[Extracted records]
____________________

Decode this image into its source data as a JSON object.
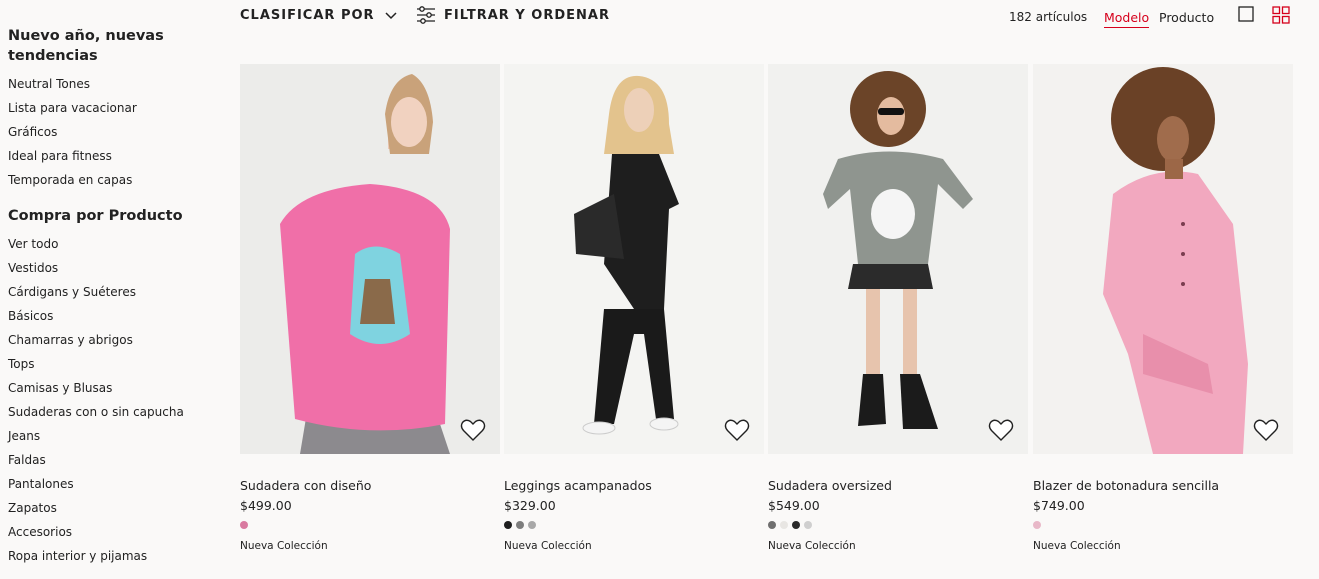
{
  "sidebar": {
    "section1": {
      "title": "Nuevo año, nuevas tendencias",
      "items": [
        "Neutral Tones",
        "Lista para vacacionar",
        "Gráficos",
        "Ideal para fitness",
        "Temporada en capas"
      ]
    },
    "section2": {
      "title": "Compra por Producto",
      "items": [
        "Ver todo",
        "Vestidos",
        "Cárdigans y Suéteres",
        "Básicos",
        "Chamarras y abrigos",
        "Tops",
        "Camisas y Blusas",
        "Sudaderas con o sin capucha",
        "Jeans",
        "Faldas",
        "Pantalones",
        "Zapatos",
        "Accesorios",
        "Ropa interior y pijamas"
      ]
    }
  },
  "toolbar": {
    "sort_label": "CLASIFICAR POR",
    "filter_label": "FILTRAR Y ORDENAR",
    "count": "182 artículos",
    "view_model": "Modelo",
    "view_product": "Producto"
  },
  "icons": {
    "sort": "chevron-down-icon",
    "filter": "sliders-icon",
    "grid_single": "square-icon",
    "grid_multi": "grid-four-icon",
    "favorite": "heart-icon"
  },
  "colors": {
    "accent": "#d6001c",
    "background": "#faf9f8"
  },
  "products": [
    {
      "name": "Sudadera con diseño",
      "price": "$499.00",
      "swatches": [
        "#d97aa0"
      ],
      "tag": "Nueva Colección"
    },
    {
      "name": "Leggings acampanados",
      "price": "$329.00",
      "swatches": [
        "#1e1e1e",
        "#7d7d7d",
        "#a8a8a8"
      ],
      "tag": "Nueva Colección"
    },
    {
      "name": "Sudadera oversized",
      "price": "$549.00",
      "swatches": [
        "#6f6f6f",
        "#e8e6e3",
        "#2a2a2a",
        "#cfcfcf"
      ],
      "tag": "Nueva Colección"
    },
    {
      "name": "Blazer de botonadura sencilla",
      "price": "$749.00",
      "swatches": [
        "#e8b8c8"
      ],
      "tag": "Nueva Colección"
    }
  ]
}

____________________

## PROBLEM STATEMENT
Filter the data, keeping only the lines that contain "Producto".

## FINAL ANSWER
      "title": "Compra por Producto",
    "view_product": "Producto"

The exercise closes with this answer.